_EXERCISE_: Below is a block of records; repeat all of them exactly.

_MATERIAL TO PROCESS_:
§

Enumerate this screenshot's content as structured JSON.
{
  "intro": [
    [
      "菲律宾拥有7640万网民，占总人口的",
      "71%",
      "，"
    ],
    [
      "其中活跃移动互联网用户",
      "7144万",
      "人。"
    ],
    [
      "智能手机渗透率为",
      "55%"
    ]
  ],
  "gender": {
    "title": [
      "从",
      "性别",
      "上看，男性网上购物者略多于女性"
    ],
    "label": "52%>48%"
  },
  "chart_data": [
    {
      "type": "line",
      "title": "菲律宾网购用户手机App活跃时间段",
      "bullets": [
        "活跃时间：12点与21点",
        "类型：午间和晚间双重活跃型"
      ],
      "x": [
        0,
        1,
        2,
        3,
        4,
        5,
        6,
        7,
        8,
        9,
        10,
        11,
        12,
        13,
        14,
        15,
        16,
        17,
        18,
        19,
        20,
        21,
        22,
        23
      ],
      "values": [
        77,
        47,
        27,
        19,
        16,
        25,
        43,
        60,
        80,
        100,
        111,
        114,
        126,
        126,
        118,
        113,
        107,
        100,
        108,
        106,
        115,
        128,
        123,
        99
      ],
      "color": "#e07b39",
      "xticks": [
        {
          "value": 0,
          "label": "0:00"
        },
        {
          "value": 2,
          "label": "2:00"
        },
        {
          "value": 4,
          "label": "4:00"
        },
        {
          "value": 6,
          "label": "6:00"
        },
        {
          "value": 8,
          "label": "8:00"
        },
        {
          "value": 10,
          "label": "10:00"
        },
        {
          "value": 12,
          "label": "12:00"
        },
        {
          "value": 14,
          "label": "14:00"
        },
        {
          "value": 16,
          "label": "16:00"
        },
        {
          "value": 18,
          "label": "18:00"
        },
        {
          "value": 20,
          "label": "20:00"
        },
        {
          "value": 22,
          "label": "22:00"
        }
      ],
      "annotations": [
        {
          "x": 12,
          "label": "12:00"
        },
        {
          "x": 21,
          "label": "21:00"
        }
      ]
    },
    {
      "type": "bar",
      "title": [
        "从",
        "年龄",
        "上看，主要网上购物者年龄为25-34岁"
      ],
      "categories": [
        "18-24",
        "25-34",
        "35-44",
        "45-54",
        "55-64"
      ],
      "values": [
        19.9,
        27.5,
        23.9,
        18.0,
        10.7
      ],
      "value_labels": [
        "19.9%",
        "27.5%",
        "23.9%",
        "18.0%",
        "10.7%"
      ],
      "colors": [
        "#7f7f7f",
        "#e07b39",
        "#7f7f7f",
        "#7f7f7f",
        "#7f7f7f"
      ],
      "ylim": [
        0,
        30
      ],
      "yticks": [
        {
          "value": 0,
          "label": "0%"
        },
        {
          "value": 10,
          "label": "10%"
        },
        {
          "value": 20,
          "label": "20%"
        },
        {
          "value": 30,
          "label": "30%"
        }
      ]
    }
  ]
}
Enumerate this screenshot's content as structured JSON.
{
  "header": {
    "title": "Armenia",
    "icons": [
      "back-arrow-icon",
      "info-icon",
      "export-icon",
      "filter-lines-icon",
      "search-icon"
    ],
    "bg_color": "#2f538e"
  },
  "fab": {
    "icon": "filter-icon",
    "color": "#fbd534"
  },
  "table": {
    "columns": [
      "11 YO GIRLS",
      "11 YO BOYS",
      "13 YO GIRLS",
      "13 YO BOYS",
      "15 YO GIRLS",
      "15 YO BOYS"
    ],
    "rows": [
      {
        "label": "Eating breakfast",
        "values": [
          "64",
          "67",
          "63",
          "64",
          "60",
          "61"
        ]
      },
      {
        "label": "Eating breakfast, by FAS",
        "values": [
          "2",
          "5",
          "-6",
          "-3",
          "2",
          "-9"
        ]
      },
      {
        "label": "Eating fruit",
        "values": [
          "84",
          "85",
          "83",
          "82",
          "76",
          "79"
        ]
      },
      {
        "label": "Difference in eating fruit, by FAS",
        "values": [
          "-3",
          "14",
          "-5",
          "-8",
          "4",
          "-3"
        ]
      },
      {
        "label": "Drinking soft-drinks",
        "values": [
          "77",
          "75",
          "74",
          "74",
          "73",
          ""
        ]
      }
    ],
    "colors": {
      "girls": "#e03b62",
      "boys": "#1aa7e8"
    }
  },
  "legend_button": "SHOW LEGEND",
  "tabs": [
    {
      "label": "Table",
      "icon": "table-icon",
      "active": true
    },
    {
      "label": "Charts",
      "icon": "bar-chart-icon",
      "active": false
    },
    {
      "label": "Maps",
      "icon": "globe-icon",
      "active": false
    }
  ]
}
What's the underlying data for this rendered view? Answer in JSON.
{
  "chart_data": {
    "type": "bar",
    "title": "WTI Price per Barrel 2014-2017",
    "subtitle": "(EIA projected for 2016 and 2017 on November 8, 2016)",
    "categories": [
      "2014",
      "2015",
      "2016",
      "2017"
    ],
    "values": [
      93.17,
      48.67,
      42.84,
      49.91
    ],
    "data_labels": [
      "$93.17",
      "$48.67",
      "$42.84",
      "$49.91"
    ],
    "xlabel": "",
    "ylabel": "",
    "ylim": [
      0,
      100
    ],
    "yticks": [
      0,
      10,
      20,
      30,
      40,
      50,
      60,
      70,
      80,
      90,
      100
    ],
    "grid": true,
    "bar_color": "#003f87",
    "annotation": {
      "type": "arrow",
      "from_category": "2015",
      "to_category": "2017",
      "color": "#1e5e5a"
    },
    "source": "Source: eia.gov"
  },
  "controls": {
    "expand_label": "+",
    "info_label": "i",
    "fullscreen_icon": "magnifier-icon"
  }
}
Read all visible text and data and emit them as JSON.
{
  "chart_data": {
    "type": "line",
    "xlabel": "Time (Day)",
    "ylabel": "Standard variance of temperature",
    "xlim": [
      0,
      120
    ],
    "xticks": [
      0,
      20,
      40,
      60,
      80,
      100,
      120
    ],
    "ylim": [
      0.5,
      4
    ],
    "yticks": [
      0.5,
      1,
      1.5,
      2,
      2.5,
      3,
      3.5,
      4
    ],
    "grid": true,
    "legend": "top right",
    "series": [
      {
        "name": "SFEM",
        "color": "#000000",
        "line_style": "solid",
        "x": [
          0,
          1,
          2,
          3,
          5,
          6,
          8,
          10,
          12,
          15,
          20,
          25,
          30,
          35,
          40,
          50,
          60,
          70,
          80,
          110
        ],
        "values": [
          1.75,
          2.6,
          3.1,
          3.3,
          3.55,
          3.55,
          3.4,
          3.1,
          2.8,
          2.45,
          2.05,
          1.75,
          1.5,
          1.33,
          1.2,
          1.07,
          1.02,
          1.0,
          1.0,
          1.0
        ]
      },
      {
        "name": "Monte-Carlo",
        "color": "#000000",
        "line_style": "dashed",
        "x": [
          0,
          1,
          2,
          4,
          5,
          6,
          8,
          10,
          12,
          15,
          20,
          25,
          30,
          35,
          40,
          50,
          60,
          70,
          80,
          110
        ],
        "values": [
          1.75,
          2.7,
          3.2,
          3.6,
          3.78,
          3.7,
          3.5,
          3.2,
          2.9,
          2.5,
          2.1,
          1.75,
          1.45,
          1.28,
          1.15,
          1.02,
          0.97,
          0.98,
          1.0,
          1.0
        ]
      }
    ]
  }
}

§

_RESULT OF THIS TASK_:
Enumerate this screenshot's content as structured JSON.
{
  "intro": [
    [
      "菲律宾拥有7640万网民，占总人口的",
      "71%",
      "，"
    ],
    [
      "其中活跃移动互联网用户",
      "7144万",
      "人。"
    ],
    [
      "智能手机渗透率为",
      "55%"
    ]
  ],
  "gender": {
    "title": [
      "从",
      "性别",
      "上看，男性网上购物者略多于女性"
    ],
    "label": "52%>48%"
  },
  "chart_data": [
    {
      "type": "line",
      "title": "菲律宾网购用户手机App活跃时间段",
      "bullets": [
        "活跃时间：12点与21点",
        "类型：午间和晚间双重活跃型"
      ],
      "x": [
        0,
        1,
        2,
        3,
        4,
        5,
        6,
        7,
        8,
        9,
        10,
        11,
        12,
        13,
        14,
        15,
        16,
        17,
        18,
        19,
        20,
        21,
        22,
        23
      ],
      "values": [
        77,
        47,
        27,
        19,
        16,
        25,
        43,
        60,
        80,
        100,
        111,
        114,
        126,
        126,
        118,
        113,
        107,
        100,
        108,
        106,
        115,
        128,
        123,
        99
      ],
      "color": "#e07b39",
      "xticks": [
        {
          "value": 0,
          "label": "0:00"
        },
        {
          "value": 2,
          "label": "2:00"
        },
        {
          "value": 4,
          "label": "4:00"
        },
        {
          "value": 6,
          "label": "6:00"
        },
        {
          "value": 8,
          "label": "8:00"
        },
        {
          "value": 10,
          "label": "10:00"
        },
        {
          "value": 12,
          "label": "12:00"
        },
        {
          "value": 14,
          "label": "14:00"
        },
        {
          "value": 16,
          "label": "16:00"
        },
        {
          "value": 18,
          "label": "18:00"
        },
        {
          "value": 20,
          "label": "20:00"
        },
        {
          "value": 22,
          "label": "22:00"
        }
      ],
      "annotations": [
        {
          "x": 12,
          "label": "12:00"
        },
        {
          "x": 21,
          "label": "21:00"
        }
      ]
    },
    {
      "type": "bar",
      "title": [
        "从",
        "年龄",
        "上看，主要网上购物者年龄为25-34岁"
      ],
      "categories": [
        "18-24",
        "25-34",
        "35-44",
        "45-54",
        "55-64"
      ],
      "values": [
        19.9,
        27.5,
        23.9,
        18.0,
        10.7
      ],
      "value_labels": [
        "19.9%",
        "27.5%",
        "23.9%",
        "18.0%",
        "10.7%"
      ],
      "colors": [
        "#7f7f7f",
        "#e07b39",
        "#7f7f7f",
        "#7f7f7f",
        "#7f7f7f"
      ],
      "ylim": [
        0,
        30
      ],
      "yticks": [
        {
          "value": 0,
          "label": "0%"
        },
        {
          "value": 10,
          "label": "10%"
        },
        {
          "value": 20,
          "label": "20%"
        },
        {
          "value": 30,
          "label": "30%"
        }
      ]
    }
  ]
}
Enumerate this screenshot's content as structured JSON.
{
  "header": {
    "title": "Armenia",
    "icons": [
      "back-arrow-icon",
      "info-icon",
      "export-icon",
      "filter-lines-icon",
      "search-icon"
    ],
    "bg_color": "#2f538e"
  },
  "fab": {
    "icon": "filter-icon",
    "color": "#fbd534"
  },
  "table": {
    "columns": [
      "11 YO GIRLS",
      "11 YO BOYS",
      "13 YO GIRLS",
      "13 YO BOYS",
      "15 YO GIRLS",
      "15 YO BOYS"
    ],
    "rows": [
      {
        "label": "Eating breakfast",
        "values": [
          "64",
          "67",
          "63",
          "64",
          "60",
          "61"
        ]
      },
      {
        "label": "Eating breakfast, by FAS",
        "values": [
          "2",
          "5",
          "-6",
          "-3",
          "2",
          "-9"
        ]
      },
      {
        "label": "Eating fruit",
        "values": [
          "84",
          "85",
          "83",
          "82",
          "76",
          "79"
        ]
      },
      {
        "label": "Difference in eating fruit, by FAS",
        "values": [
          "-3",
          "14",
          "-5",
          "-8",
          "4",
          "-3"
        ]
      },
      {
        "label": "Drinking soft-drinks",
        "values": [
          "77",
          "75",
          "74",
          "74",
          "73",
          ""
        ]
      }
    ],
    "colors": {
      "girls": "#e03b62",
      "boys": "#1aa7e8"
    }
  },
  "legend_button": "SHOW LEGEND",
  "tabs": [
    {
      "label": "Table",
      "icon": "table-icon",
      "active": true
    },
    {
      "label": "Charts",
      "icon": "bar-chart-icon",
      "active": false
    },
    {
      "label": "Maps",
      "icon": "globe-icon",
      "active": false
    }
  ]
}
What's the underlying data for this rendered view? Answer in JSON.
{
  "chart_data": {
    "type": "bar",
    "title": "WTI Price per Barrel 2014-2017",
    "subtitle": "(EIA projected for 2016 and 2017 on November 8, 2016)",
    "categories": [
      "2014",
      "2015",
      "2016",
      "2017"
    ],
    "values": [
      93.17,
      48.67,
      42.84,
      49.91
    ],
    "data_labels": [
      "$93.17",
      "$48.67",
      "$42.84",
      "$49.91"
    ],
    "xlabel": "",
    "ylabel": "",
    "ylim": [
      0,
      100
    ],
    "yticks": [
      0,
      10,
      20,
      30,
      40,
      50,
      60,
      70,
      80,
      90,
      100
    ],
    "grid": true,
    "bar_color": "#003f87",
    "annotation": {
      "type": "arrow",
      "from_category": "2015",
      "to_category": "2017",
      "color": "#1e5e5a"
    },
    "source": "Source: eia.gov"
  },
  "controls": {
    "expand_label": "+",
    "info_label": "i",
    "fullscreen_icon": "magnifier-icon"
  }
}
Read all visible text and data and emit them as JSON.
{
  "chart_data": {
    "type": "line",
    "xlabel": "Time (Day)",
    "ylabel": "Standard variance of temperature",
    "xlim": [
      0,
      120
    ],
    "xticks": [
      0,
      20,
      40,
      60,
      80,
      100,
      120
    ],
    "ylim": [
      0.5,
      4
    ],
    "yticks": [
      0.5,
      1,
      1.5,
      2,
      2.5,
      3,
      3.5,
      4
    ],
    "grid": true,
    "legend": "top right",
    "series": [
      {
        "name": "SFEM",
        "color": "#000000",
        "line_style": "solid",
        "x": [
          0,
          1,
          2,
          3,
          5,
          6,
          8,
          10,
          12,
          15,
          20,
          25,
          30,
          35,
          40,
          50,
          60,
          70,
          80,
          110
        ],
        "values": [
          1.75,
          2.6,
          3.1,
          3.3,
          3.55,
          3.55,
          3.4,
          3.1,
          2.8,
          2.45,
          2.05,
          1.75,
          1.5,
          1.33,
          1.2,
          1.07,
          1.02,
          1.0,
          1.0,
          1.0
        ]
      },
      {
        "name": "Monte-Carlo",
        "color": "#000000",
        "line_style": "dashed",
        "x": [
          0,
          1,
          2,
          4,
          5,
          6,
          8,
          10,
          12,
          15,
          20,
          25,
          30,
          35,
          40,
          50,
          60,
          70,
          80,
          110
        ],
        "values": [
          1.75,
          2.7,
          3.2,
          3.6,
          3.78,
          3.7,
          3.5,
          3.2,
          2.9,
          2.5,
          2.1,
          1.75,
          1.45,
          1.28,
          1.15,
          1.02,
          0.97,
          0.98,
          1.0,
          1.0
        ]
      }
    ]
  }
}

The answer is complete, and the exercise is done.